● **Task**:
Who are all the people named in the patch discussion below?

● **Given passage**:
┄┄┄┄┄┄
[bpf-next,v4,05/17] xsk: Change the default frame size to 4096 and allow controlling it
diff mbox series

Message ID 20190612155605.22450-6-maximmi@mellanox.com
State Changes Requested
Delegated to: BPF Maintainers
Headers show
Series
  • AF_XDP infrastructure improvements and mlx5e support
Related show

Commit Message

Maxim Mikityanskiy June 12, 2019, 3:56 p.m. UTC
The typical XDP memory scheme is one packet per page. Change the AF_XDP
frame size in libbpf to 4096, which is the page size on x86, to allow
libbpf to be used with the drivers with the packet-per-page scheme.

Add a command line option -f to xdpsock to allow to specify a custom
frame size.

Signed-off-by: Maxim Mikityanskiy <maximmi@mellanox.com>
Reviewed-by: Tariq Toukan <tariqt@mellanox.com>
Acked-by: Saeed Mahameed <saeedm@mellanox.com>
---
 samples/bpf/xdpsock_user.c | 44 ++++++++++++++++++++++++--------------
 tools/lib/bpf/xsk.h        |  2 +-
 2 files changed, 29 insertions(+), 17 deletions(-)

Comments

Jakub Kicinski June 12, 2019, 8:10 p.m. UTC | #1
On Wed, 12 Jun 2019 15:56:43 +0000, Maxim Mikityanskiy wrote:
> The typical XDP memory scheme is one packet per page. Change the AF_XDP
> frame size in libbpf to 4096, which is the page size on x86, to allow
> libbpf to be used with the drivers with the packet-per-page scheme.

This is slightly surprising.  Why does the driver care about the bufsz?

You're not supposed to so page operations on UMEM pages, anyway.
And the RX size filter should be configured according to MTU regardless
of XDP state.

Can you explain?

> Add a command line option -f to xdpsock to allow to specify a custom
> frame size.
> 
> Signed-off-by: Maxim Mikityanskiy <maximmi@mellanox.com>
> Reviewed-by: Tariq Toukan <tariqt@mellanox.com>
> Acked-by: Saeed Mahameed <saeedm@mellanox.com>
Maxim Mikityanskiy June 13, 2019, 2:01 p.m. UTC | #2
On 2019-06-12 23:10, Jakub Kicinski wrote:
> On Wed, 12 Jun 2019 15:56:43 +0000, Maxim Mikityanskiy wrote:
>> The typical XDP memory scheme is one packet per page. Change the AF_XDP
>> frame size in libbpf to 4096, which is the page size on x86, to allow
>> libbpf to be used with the drivers with the packet-per-page scheme.
> 
> This is slightly surprising.  Why does the driver care about the bufsz?

The classic XDP implementation supports only the packet-per-page scheme. 
mlx5e implements this scheme, because it perfectly fits with xdp_return 
and page pool APIs. AF_XDP relies on XDP, and even though AF_XDP doesn't 
really allocate or release pages, it works on top of XDP, and XDP 
implementation in mlx5e does allocate and release pages (in general 
case) and works with the packet-per-page scheme.
┄┄┄┄┄┄
● **Data entries**:
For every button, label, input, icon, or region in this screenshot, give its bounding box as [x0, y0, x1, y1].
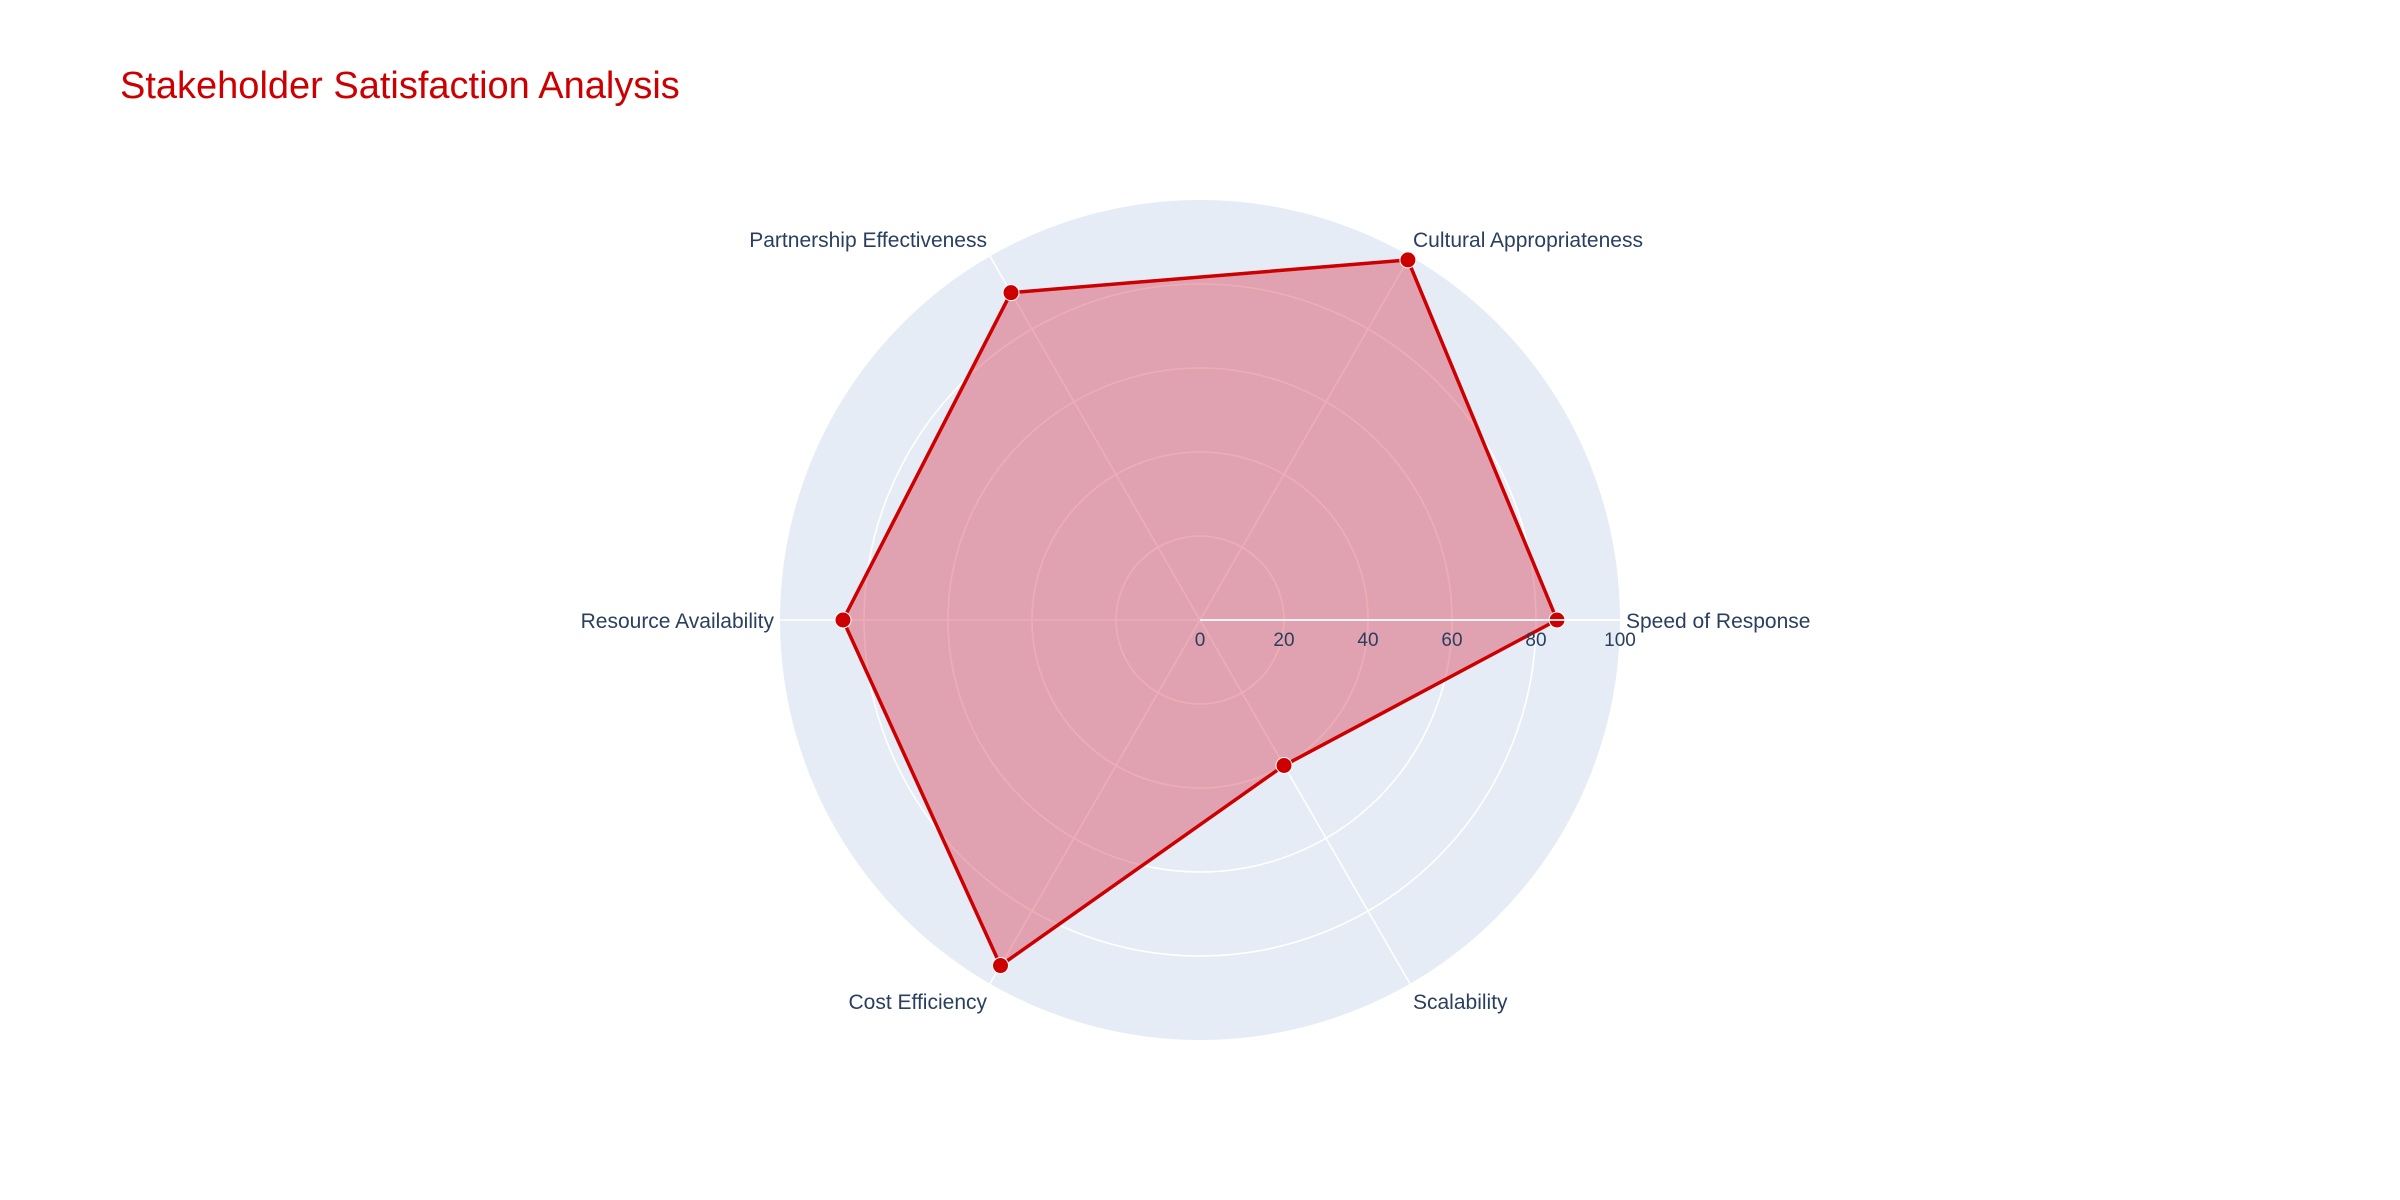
- radial-tick-label: 20: [1273, 630, 1294, 651]
- data-point: [1002, 284, 1020, 302]
- radial-tick-label: 60: [1441, 630, 1462, 651]
- angular-axis-label: Cultural Appropriateness: [1413, 229, 1643, 252]
- chart-title: Stakeholder Satisfaction Analysis: [120, 65, 680, 107]
- radial-tick-label: 80: [1525, 630, 1546, 651]
- angular-axis-label: Scalability: [1413, 991, 1508, 1014]
- angular-axis-label: Cost Efficiency: [849, 991, 988, 1014]
- grid-spoke: [1199, 619, 1411, 985]
- grid-spoke: [989, 255, 1201, 621]
- angular-axis-label: Resource Availability: [581, 610, 775, 633]
- series-layer: [834, 251, 1566, 975]
- grid-spoke: [989, 619, 1201, 985]
- grid-spoke: [1199, 255, 1411, 621]
- angular-axis-label: Partnership Effectiveness: [749, 229, 987, 252]
- angular-axis-label: Speed of Response: [1626, 610, 1810, 633]
- radial-tick-label: 100: [1604, 630, 1636, 651]
- radial-tick-label: 0: [1195, 630, 1206, 651]
- radial-tick-labels: 0 20 40 60 80 100: [1195, 619, 1636, 651]
- data-point: [1399, 251, 1417, 269]
- data-point: [834, 611, 852, 629]
- series-area: [843, 259, 1557, 966]
- data-point: [1275, 756, 1293, 774]
- data-point: [992, 957, 1009, 975]
- radial-tick-label: 40: [1357, 630, 1378, 651]
- angular-axis-labels: Speed of Response Cultural Appropriatenes…: [581, 229, 1811, 1014]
┄┄┄┄┄┄
● **The reply**:
Maxim Mikityanskiy, Tariq Toukan, Saeed Mahameed, Jakub Kicinski